**Records to use**.
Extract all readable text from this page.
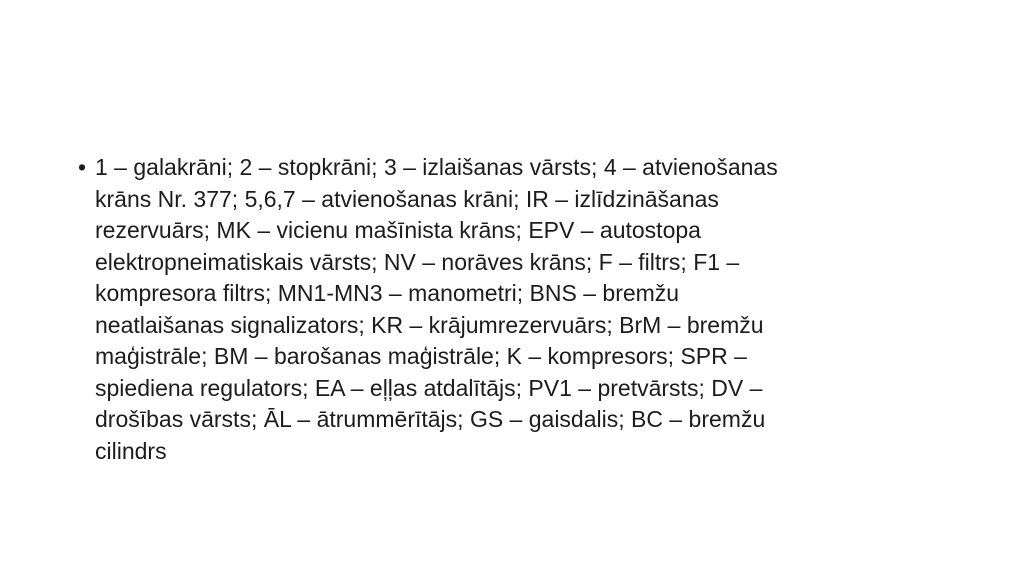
• 1 – galakrāni; 2 – stopkrāni; 3 – izlaišanas vārsts; 4 – atvienošanas
krāns Nr. 377; 5,6,7 – atvienošanas krāni; IR – izlīdzināšanas
rezervuārs; MK – vicienu mašīnista krāns; EPV – autostopa
elektropneimatiskais vārsts; NV – norāves krāns; F – filtrs; F1 –
kompresora filtrs; MN1-MN3 – manometri; BNS – bremžu
neatlaišanas signalizators; KR – krājumrezervuārs; BrM – bremžu
maģistrāle; BM – barošanas maģistrāle; K – kompresors; SPR –
spiediena regulators; EA – eļļas atdalītājs; PV1 – pretvārsts; DV –
drošības vārsts; ĀL – ātrummērītājs; GS – gaisdalis; BC – bremžu
cilindrs
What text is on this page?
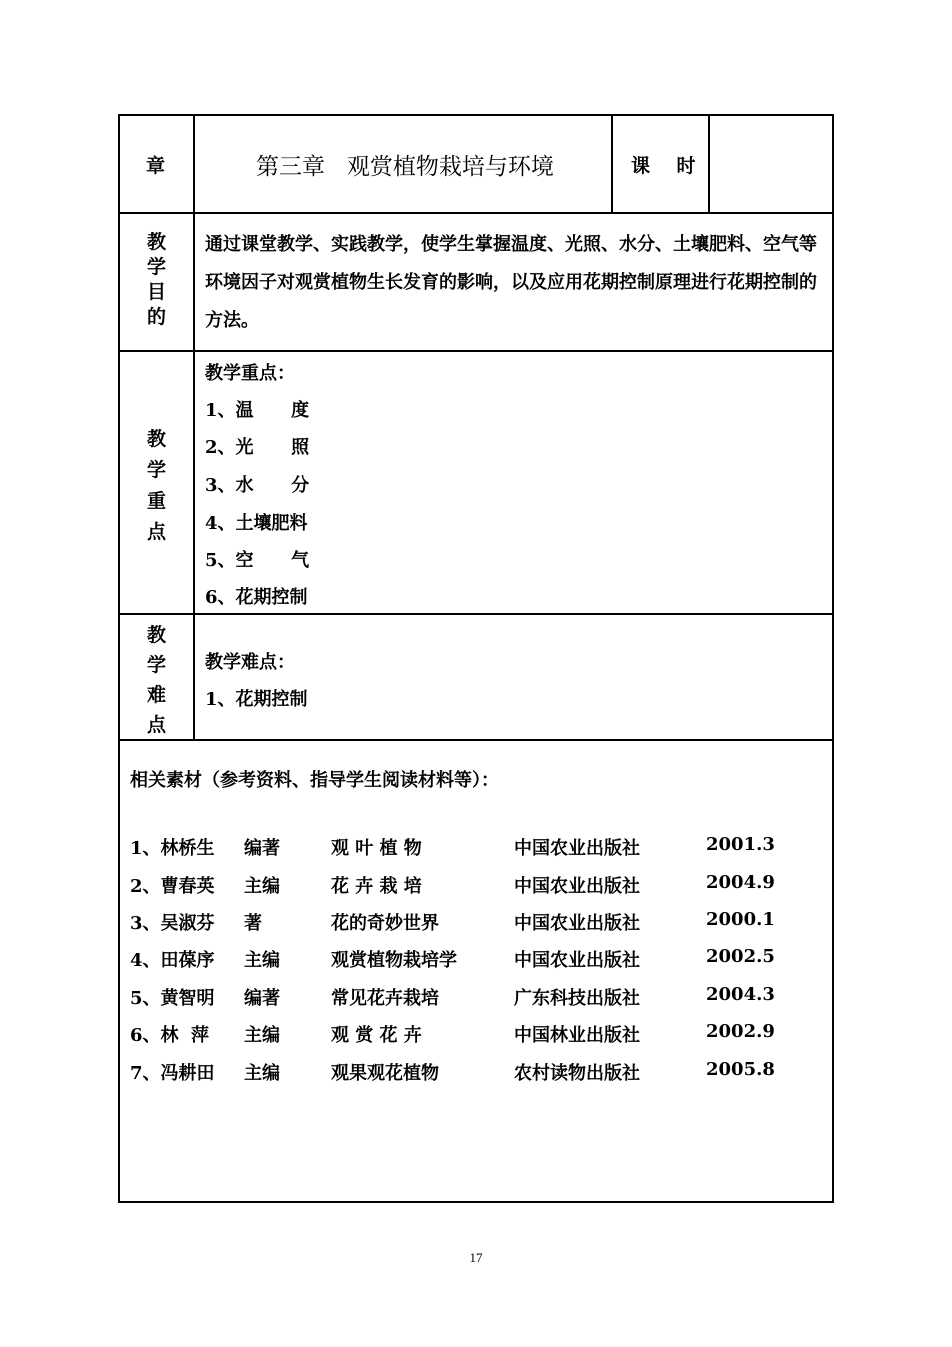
章	第三章   观赏植物栽培与环境	课    时
教
学
目
的
通过课堂教学、实践教学，使学生掌握温度、光照、水分、土壤肥料、空气等环境因子对观赏植物生长发育的影响，以及应用花期控制原理进行花期控制的方法。
教
学
重
点
教学重点：
1、温      度
2、光      照
3、水      分
4、土壤肥料
5、空      气
6、花期控制
教
学
难
点
教学难点：
1、花期控制
相关素材（参考资料、指导学生阅读材料等）：
1、林桥生 编著	观 叶 植 物	中国农业出版社	2001.3
2、曹春英 主编	花 卉 栽 培	中国农业出版社	2004.9
3、吴淑芬 著	花的奇妙世界	中国农业出版社	2000.1
4、田葆序 主编	观赏植物栽培学	中国农业出版社	2002.5
5、黄智明 编著	常见花卉栽培	广东科技出版社	2004.3
6、林  萍 主编	观 赏 花 卉	中国林业出版社	2002.9
7、冯耕田 主编	观果观花植物	农村读物出版社	2005.8
17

**Written exercise**. Which lines of the data above contain "filtrs"? Copy each one.

**Full output**.
elektropneimatiskais vārsts; NV – norāves krāns; F – filtrs; F1 –
kompresora filtrs; MN1-MN3 – manometri; BNS – bremžu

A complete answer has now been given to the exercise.